Without the pictures, copy all the entries below exactly.

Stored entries

_ _ _ _

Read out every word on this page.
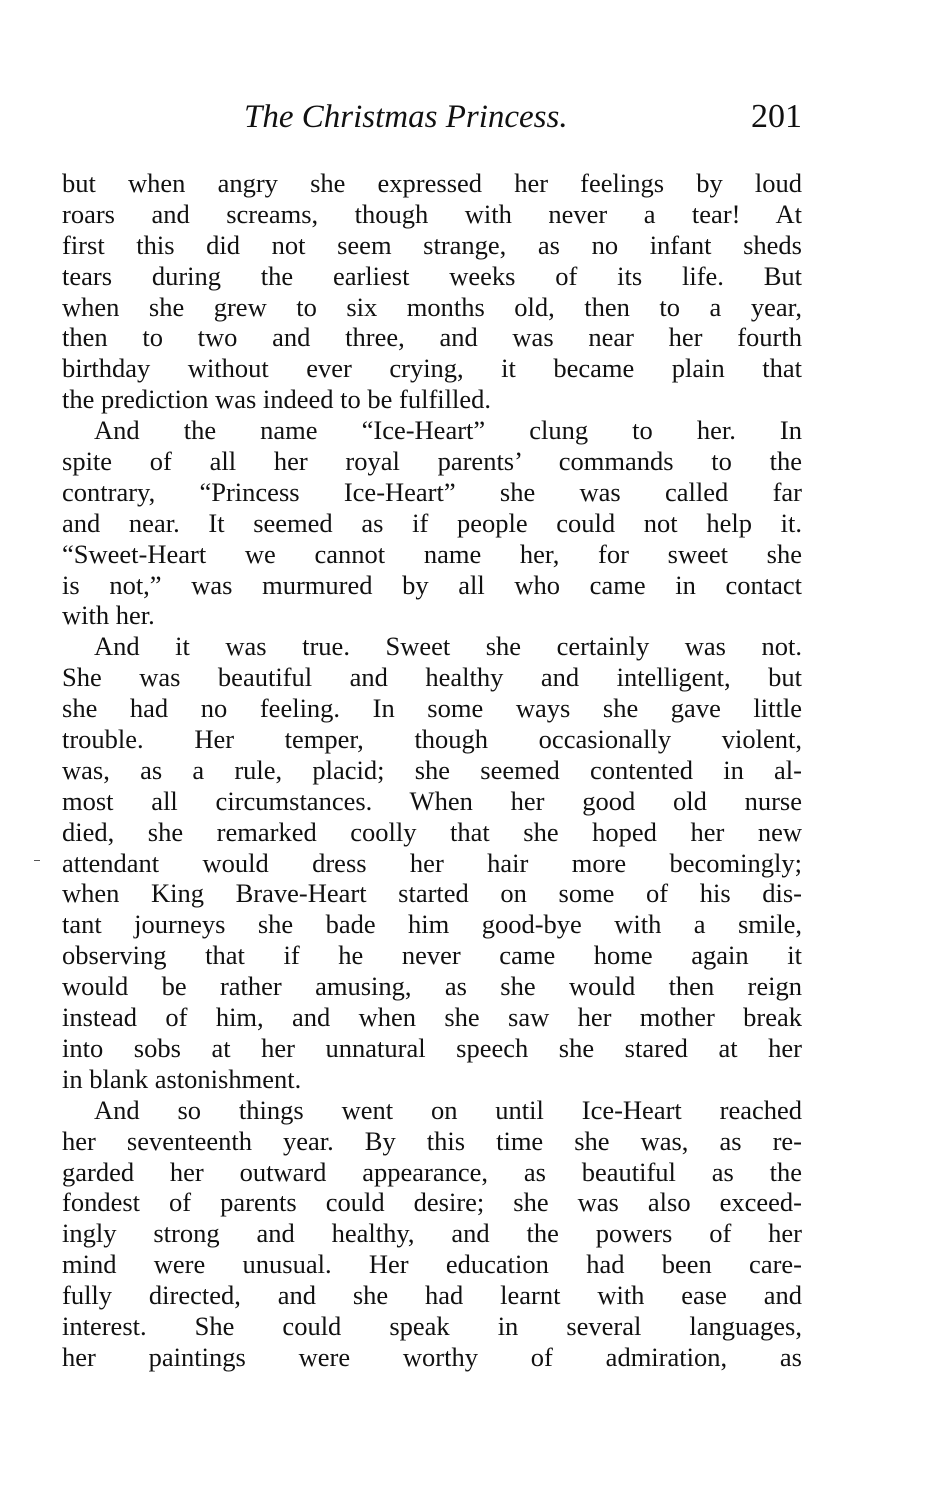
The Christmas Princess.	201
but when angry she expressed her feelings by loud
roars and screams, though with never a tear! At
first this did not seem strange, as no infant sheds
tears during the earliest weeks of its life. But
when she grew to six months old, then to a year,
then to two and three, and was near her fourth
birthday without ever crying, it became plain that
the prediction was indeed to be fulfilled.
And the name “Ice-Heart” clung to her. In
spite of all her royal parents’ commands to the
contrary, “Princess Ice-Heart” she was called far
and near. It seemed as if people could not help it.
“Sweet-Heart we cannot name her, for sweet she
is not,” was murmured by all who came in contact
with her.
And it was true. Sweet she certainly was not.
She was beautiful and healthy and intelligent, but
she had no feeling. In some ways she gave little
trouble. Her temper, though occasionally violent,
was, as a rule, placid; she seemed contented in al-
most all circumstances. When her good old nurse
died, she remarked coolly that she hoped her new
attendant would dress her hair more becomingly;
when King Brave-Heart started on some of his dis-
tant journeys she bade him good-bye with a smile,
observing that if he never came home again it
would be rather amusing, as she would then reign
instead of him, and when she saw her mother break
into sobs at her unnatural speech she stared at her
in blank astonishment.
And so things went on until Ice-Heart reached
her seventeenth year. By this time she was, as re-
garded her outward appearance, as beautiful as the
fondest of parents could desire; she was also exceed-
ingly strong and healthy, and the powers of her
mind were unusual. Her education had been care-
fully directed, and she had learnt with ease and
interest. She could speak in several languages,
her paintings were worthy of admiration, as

_ _ _ _

Final result
Read out every word on this page.
The Christmas Princess.	201
but when angry she expressed her feelings by loud
roars and screams, though with never a tear! At
first this did not seem strange, as no infant sheds
tears during the earliest weeks of its life. But
when she grew to six months old, then to a year,
then to two and three, and was near her fourth
birthday without ever crying, it became plain that
the prediction was indeed to be fulfilled.
And the name “Ice-Heart” clung to her. In
spite of all her royal parents’ commands to the
contrary, “Princess Ice-Heart” she was called far
and near. It seemed as if people could not help it.
“Sweet-Heart we cannot name her, for sweet she
is not,” was murmured by all who came in contact
with her.
And it was true. Sweet she certainly was not.
She was beautiful and healthy and intelligent, but
she had no feeling. In some ways she gave little
trouble. Her temper, though occasionally violent,
was, as a rule, placid; she seemed contented in al-
most all circumstances. When her good old nurse
died, she remarked coolly that she hoped her new
attendant would dress her hair more becomingly;
when King Brave-Heart started on some of his dis-
tant journeys she bade him good-bye with a smile,
observing that if he never came home again it
would be rather amusing, as she would then reign
instead of him, and when she saw her mother break
into sobs at her unnatural speech she stared at her
in blank astonishment.
And so things went on until Ice-Heart reached
her seventeenth year. By this time she was, as re-
garded her outward appearance, as beautiful as the
fondest of parents could desire; she was also exceed-
ingly strong and healthy, and the powers of her
mind were unusual. Her education had been care-
fully directed, and she had learnt with ease and
interest. She could speak in several languages,
her paintings were worthy of admiration, as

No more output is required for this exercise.